== PROVIDED RECORDS ==
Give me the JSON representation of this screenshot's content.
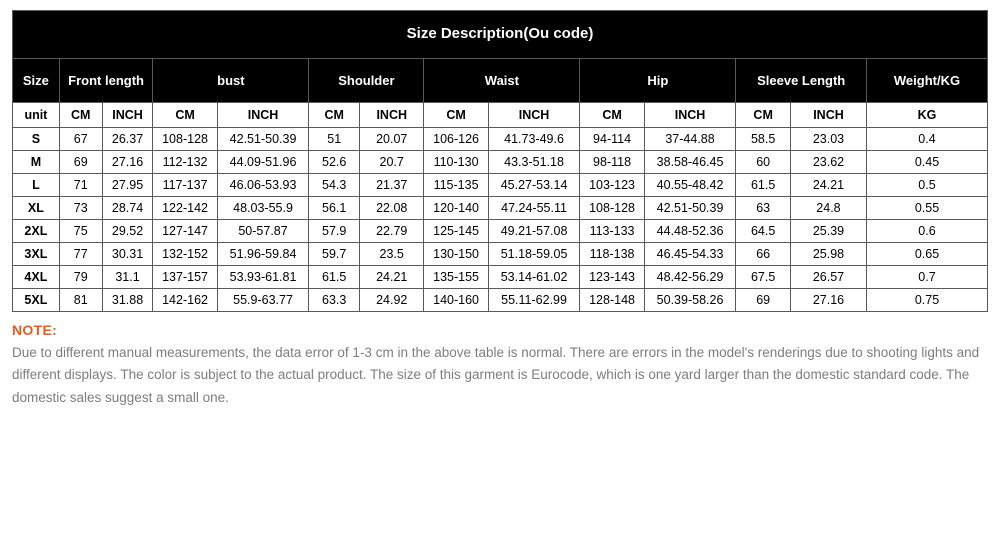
{
  "table": {
    "title": "Size Description(Ou code)",
    "groups": [
      "Size",
      "Front length",
      "bust",
      "Shoulder",
      "Waist",
      "Hip",
      "Sleeve Length",
      "Weight/KG"
    ],
    "unitRow": [
      "unit",
      "CM",
      "INCH",
      "CM",
      "INCH",
      "CM",
      "INCH",
      "CM",
      "INCH",
      "CM",
      "INCH",
      "CM",
      "INCH",
      "KG"
    ],
    "rows": [
      [
        "S",
        "67",
        "26.37",
        "108-128",
        "42.51-50.39",
        "51",
        "20.07",
        "106-126",
        "41.73-49.6",
        "94-114",
        "37-44.88",
        "58.5",
        "23.03",
        "0.4"
      ],
      [
        "M",
        "69",
        "27.16",
        "112-132",
        "44.09-51.96",
        "52.6",
        "20.7",
        "110-130",
        "43.3-51.18",
        "98-118",
        "38.58-46.45",
        "60",
        "23.62",
        "0.45"
      ],
      [
        "L",
        "71",
        "27.95",
        "117-137",
        "46.06-53.93",
        "54.3",
        "21.37",
        "115-135",
        "45.27-53.14",
        "103-123",
        "40.55-48.42",
        "61.5",
        "24.21",
        "0.5"
      ],
      [
        "XL",
        "73",
        "28.74",
        "122-142",
        "48.03-55.9",
        "56.1",
        "22.08",
        "120-140",
        "47.24-55.11",
        "108-128",
        "42.51-50.39",
        "63",
        "24.8",
        "0.55"
      ],
      [
        "2XL",
        "75",
        "29.52",
        "127-147",
        "50-57.87",
        "57.9",
        "22.79",
        "125-145",
        "49.21-57.08",
        "113-133",
        "44.48-52.36",
        "64.5",
        "25.39",
        "0.6"
      ],
      [
        "3XL",
        "77",
        "30.31",
        "132-152",
        "51.96-59.84",
        "59.7",
        "23.5",
        "130-150",
        "51.18-59.05",
        "118-138",
        "46.45-54.33",
        "66",
        "25.98",
        "0.65"
      ],
      [
        "4XL",
        "79",
        "31.1",
        "137-157",
        "53.93-61.81",
        "61.5",
        "24.21",
        "135-155",
        "53.14-61.02",
        "123-143",
        "48.42-56.29",
        "67.5",
        "26.57",
        "0.7"
      ],
      [
        "5XL",
        "81",
        "31.88",
        "142-162",
        "55.9-63.77",
        "63.3",
        "24.92",
        "140-160",
        "55.11-62.99",
        "128-148",
        "50.39-58.26",
        "69",
        "27.16",
        "0.75"
      ]
    ],
    "style": {
      "header_bg": "#000000",
      "header_fg": "#ffffff",
      "cell_bg": "#ffffff",
      "cell_fg": "#000000",
      "border_color": "#5a5a5a",
      "title_fontsize": 15,
      "group_fontsize": 13,
      "cell_fontsize": 12.5
    }
  },
  "note": {
    "label": "NOTE:",
    "text": "Due to different manual measurements, the data error of 1-3 cm in the above table is normal. There are errors in the model's renderings due to shooting lights and different displays. The color is subject to the actual product. The size of this garment is Eurocode, which is one yard larger than the domestic standard code. The domestic sales suggest a small one.",
    "label_color": "#e95c20",
    "text_color": "#7d7d7d",
    "label_fontsize": 14,
    "text_fontsize": 13.5
  }
}
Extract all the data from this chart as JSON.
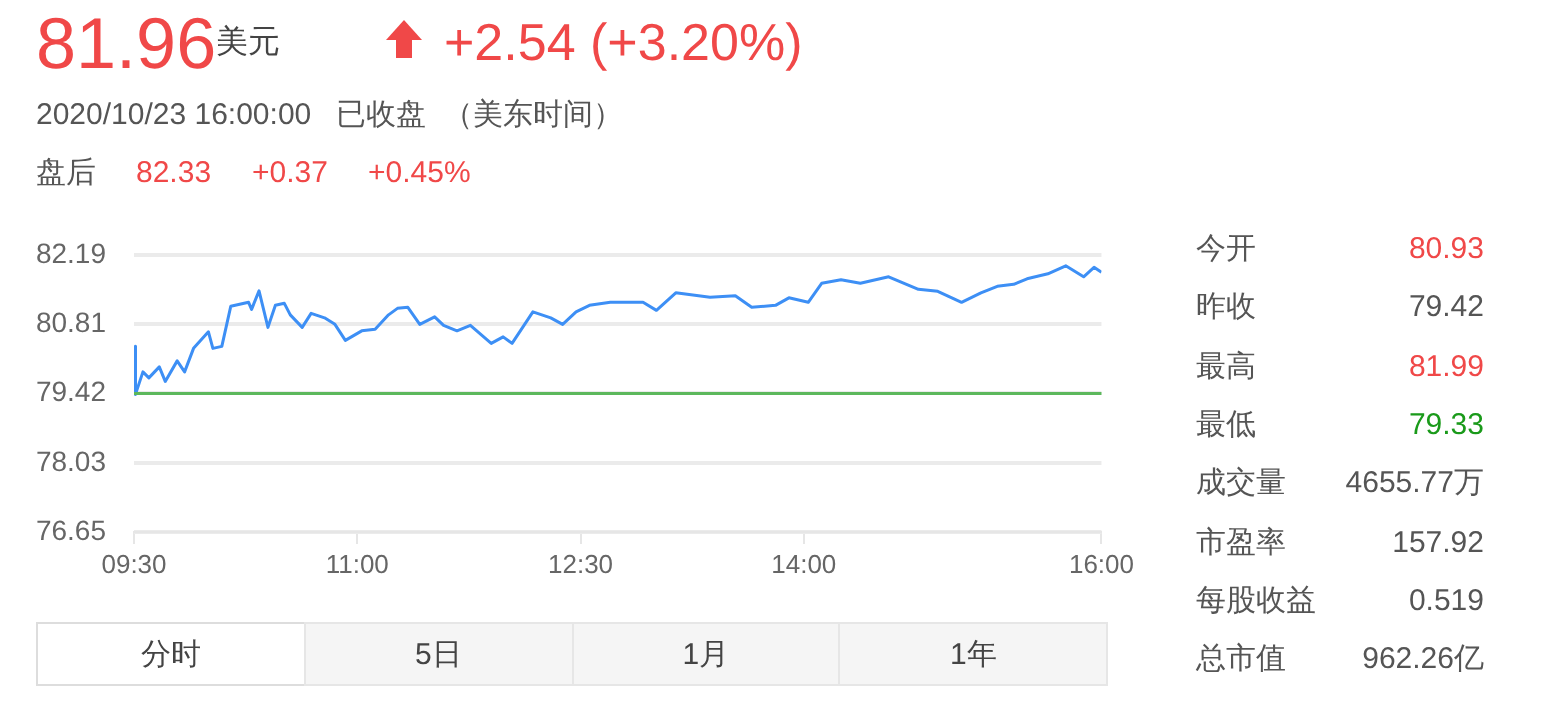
{
  "chart_data": {
    "type": "line",
    "title": "81.96",
    "subtitle": "2020/10/23 16:00:00   已收盘  （美东时间）",
    "annotations": [
      "美元",
      "+2.54 (+3.20%)",
      "盘后",
      "82.33",
      "+0.37",
      "+0.45%",
      "今开",
      "80.93",
      "昨收",
      "79.42",
      "最高",
      "81.99",
      "最低",
      "79.33",
      "成交量",
      "4655.77万",
      "市盈率",
      "157.92",
      "每股收益",
      "0.519",
      "总市值",
      "962.26亿",
      "分时",
      "5日",
      "1月",
      "1年"
    ],
    "x": [
      9.5,
      9.51,
      9.56,
      9.6,
      9.67,
      9.71,
      9.79,
      9.84,
      9.9,
      10.0,
      10.03,
      10.09,
      10.15,
      10.21,
      10.27,
      10.29,
      10.34,
      10.4,
      10.45,
      10.51,
      10.55,
      10.63,
      10.69,
      10.78,
      10.85,
      10.92,
      11.03,
      11.12,
      11.21,
      11.27,
      11.34,
      11.42,
      11.52,
      11.58,
      11.67,
      11.76,
      11.9,
      11.98,
      12.04,
      12.18,
      12.3,
      12.38,
      12.47,
      12.56,
      12.7,
      12.92,
      13.01,
      13.14,
      13.37,
      13.54,
      13.65,
      13.81,
      13.9,
      14.03,
      14.12,
      14.25,
      14.38,
      14.57,
      14.77,
      14.9,
      15.06,
      15.19,
      15.3,
      15.41,
      15.5,
      15.64,
      15.76,
      15.88,
      15.95,
      16.0
    ],
    "values": [
      80.36,
      79.4,
      79.85,
      79.73,
      79.95,
      79.66,
      80.07,
      79.85,
      80.32,
      80.65,
      80.32,
      80.36,
      81.16,
      81.2,
      81.24,
      81.1,
      81.47,
      80.74,
      81.18,
      81.22,
      80.99,
      80.74,
      81.02,
      80.93,
      80.8,
      80.48,
      80.67,
      80.7,
      80.99,
      81.12,
      81.14,
      80.8,
      80.95,
      80.78,
      80.67,
      80.78,
      80.42,
      80.55,
      80.42,
      81.05,
      80.93,
      80.8,
      81.05,
      81.18,
      81.24,
      81.24,
      81.08,
      81.43,
      81.34,
      81.37,
      81.14,
      81.18,
      81.33,
      81.24,
      81.62,
      81.69,
      81.62,
      81.75,
      81.5,
      81.46,
      81.24,
      81.43,
      81.56,
      81.6,
      81.71,
      81.81,
      81.97,
      81.75,
      81.94,
      81.84
    ],
    "color": "#3d8ff5",
    "marker": "none",
    "grid": "y",
    "xlim": [
      9.5,
      16
    ],
    "xticks": [
      {
        "value": 9.5,
        "label": "09:30"
      },
      {
        "value": 11,
        "label": "11:00"
      },
      {
        "value": 12.5,
        "label": "12:30"
      },
      {
        "value": 14,
        "label": "14:00"
      },
      {
        "value": 16,
        "label": "16:00"
      }
    ],
    "ylim": [
      76.65,
      82.19
    ],
    "yticks": [
      76.65,
      78.03,
      79.42,
      80.81,
      82.19
    ],
    "ref_lines": [
      {
        "axis": "y",
        "value": 79.42,
        "color": "#5cb85c"
      }
    ]
  }
}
===
[WORK INSTRUCTIONS]
Quote the listing above in full, except for the pictures.

[EXPECTED OUTPUT]
Give me the JSON representation of this screenshot's content.
{
  "table": {
    "title": "Size Description(Ou code)",
    "groups": [
      "Size",
      "Front length",
      "bust",
      "Shoulder",
      "Waist",
      "Hip",
      "Sleeve Length",
      "Weight/KG"
    ],
    "unitRow": [
      "unit",
      "CM",
      "INCH",
      "CM",
      "INCH",
      "CM",
      "INCH",
      "CM",
      "INCH",
      "CM",
      "INCH",
      "CM",
      "INCH",
      "KG"
    ],
    "rows": [
      [
        "S",
        "67",
        "26.37",
        "108-128",
        "42.51-50.39",
        "51",
        "20.07",
        "106-126",
        "41.73-49.6",
        "94-114",
        "37-44.88",
        "58.5",
        "23.03",
        "0.4"
      ],
      [
        "M",
        "69",
        "27.16",
        "112-132",
        "44.09-51.96",
        "52.6",
        "20.7",
        "110-130",
        "43.3-51.18",
        "98-118",
        "38.58-46.45",
        "60",
        "23.62",
        "0.45"
      ],
      [
        "L",
        "71",
        "27.95",
        "117-137",
        "46.06-53.93",
        "54.3",
        "21.37",
        "115-135",
        "45.27-53.14",
        "103-123",
        "40.55-48.42",
        "61.5",
        "24.21",
        "0.5"
      ],
      [
        "XL",
        "73",
        "28.74",
        "122-142",
        "48.03-55.9",
        "56.1",
        "22.08",
        "120-140",
        "47.24-55.11",
        "108-128",
        "42.51-50.39",
        "63",
        "24.8",
        "0.55"
      ],
      [
        "2XL",
        "75",
        "29.52",
        "127-147",
        "50-57.87",
        "57.9",
        "22.79",
        "125-145",
        "49.21-57.08",
        "113-133",
        "44.48-52.36",
        "64.5",
        "25.39",
        "0.6"
      ],
      [
        "3XL",
        "77",
        "30.31",
        "132-152",
        "51.96-59.84",
        "59.7",
        "23.5",
        "130-150",
        "51.18-59.05",
        "118-138",
        "46.45-54.33",
        "66",
        "25.98",
        "0.65"
      ],
      [
        "4XL",
        "79",
        "31.1",
        "137-157",
        "53.93-61.81",
        "61.5",
        "24.21",
        "135-155",
        "53.14-61.02",
        "123-143",
        "48.42-56.29",
        "67.5",
        "26.57",
        "0.7"
      ],
      [
        "5XL",
        "81",
        "31.88",
        "142-162",
        "55.9-63.77",
        "63.3",
        "24.92",
        "140-160",
        "55.11-62.99",
        "128-148",
        "50.39-58.26",
        "69",
        "27.16",
        "0.75"
      ]
    ],
    "style": {
      "header_bg": "#000000",
      "header_fg": "#ffffff",
      "cell_bg": "#ffffff",
      "cell_fg": "#000000",
      "border_color": "#5a5a5a",
      "title_fontsize": 15,
      "group_fontsize": 13,
      "cell_fontsize": 12.5
    }
  },
  "note": {
    "label": "NOTE:",
    "text": "Due to different manual measurements, the data error of 1-3 cm in the above table is normal. There are errors in the model's renderings due to shooting lights and different displays. The color is subject to the actual product. The size of this garment is Eurocode, which is one yard larger than the domestic standard code. The domestic sales suggest a small one.",
    "label_color": "#e95c20",
    "text_color": "#7d7d7d",
    "label_fontsize": 14,
    "text_fontsize": 13.5
  }
}
Extract all the data from this chart as JSON.
{
  "chart_data": {
    "type": "line",
    "title": "81.96",
    "subtitle": "2020/10/23 16:00:00   已收盘  （美东时间）",
    "annotations": [
      "美元",
      "+2.54 (+3.20%)",
      "盘后",
      "82.33",
      "+0.37",
      "+0.45%",
      "今开",
      "80.93",
      "昨收",
      "79.42",
      "最高",
      "81.99",
      "最低",
      "79.33",
      "成交量",
      "4655.77万",
      "市盈率",
      "157.92",
      "每股收益",
      "0.519",
      "总市值",
      "962.26亿",
      "分时",
      "5日",
      "1月",
      "1年"
    ],
    "x": [
      9.5,
      9.51,
      9.56,
      9.6,
      9.67,
      9.71,
      9.79,
      9.84,
      9.9,
      10.0,
      10.03,
      10.09,
      10.15,
      10.21,
      10.27,
      10.29,
      10.34,
      10.4,
      10.45,
      10.51,
      10.55,
      10.63,
      10.69,
      10.78,
      10.85,
      10.92,
      11.03,
      11.12,
      11.21,
      11.27,
      11.34,
      11.42,
      11.52,
      11.58,
      11.67,
      11.76,
      11.9,
      11.98,
      12.04,
      12.18,
      12.3,
      12.38,
      12.47,
      12.56,
      12.7,
      12.92,
      13.01,
      13.14,
      13.37,
      13.54,
      13.65,
      13.81,
      13.9,
      14.03,
      14.12,
      14.25,
      14.38,
      14.57,
      14.77,
      14.9,
      15.06,
      15.19,
      15.3,
      15.41,
      15.5,
      15.64,
      15.76,
      15.88,
      15.95,
      16.0
    ],
    "values": [
      80.36,
      79.4,
      79.85,
      79.73,
      79.95,
      79.66,
      80.07,
      79.85,
      80.32,
      80.65,
      80.32,
      80.36,
      81.16,
      81.2,
      81.24,
      81.1,
      81.47,
      80.74,
      81.18,
      81.22,
      80.99,
      80.74,
      81.02,
      80.93,
      80.8,
      80.48,
      80.67,
      80.7,
      80.99,
      81.12,
      81.14,
      80.8,
      80.95,
      80.78,
      80.67,
      80.78,
      80.42,
      80.55,
      80.42,
      81.05,
      80.93,
      80.8,
      81.05,
      81.18,
      81.24,
      81.24,
      81.08,
      81.43,
      81.34,
      81.37,
      81.14,
      81.18,
      81.33,
      81.24,
      81.62,
      81.69,
      81.62,
      81.75,
      81.5,
      81.46,
      81.24,
      81.43,
      81.56,
      81.6,
      81.71,
      81.81,
      81.97,
      81.75,
      81.94,
      81.84
    ],
    "color": "#3d8ff5",
    "marker": "none",
    "grid": "y",
    "xlim": [
      9.5,
      16
    ],
    "xticks": [
      {
        "value": 9.5,
        "label": "09:30"
      },
      {
        "value": 11,
        "label": "11:00"
      },
      {
        "value": 12.5,
        "label": "12:30"
      },
      {
        "value": 14,
        "label": "14:00"
      },
      {
        "value": 16,
        "label": "16:00"
      }
    ],
    "ylim": [
      76.65,
      82.19
    ],
    "yticks": [
      76.65,
      78.03,
      79.42,
      80.81,
      82.19
    ],
    "ref_lines": [
      {
        "axis": "y",
        "value": 79.42,
        "color": "#5cb85c"
      }
    ]
  }
}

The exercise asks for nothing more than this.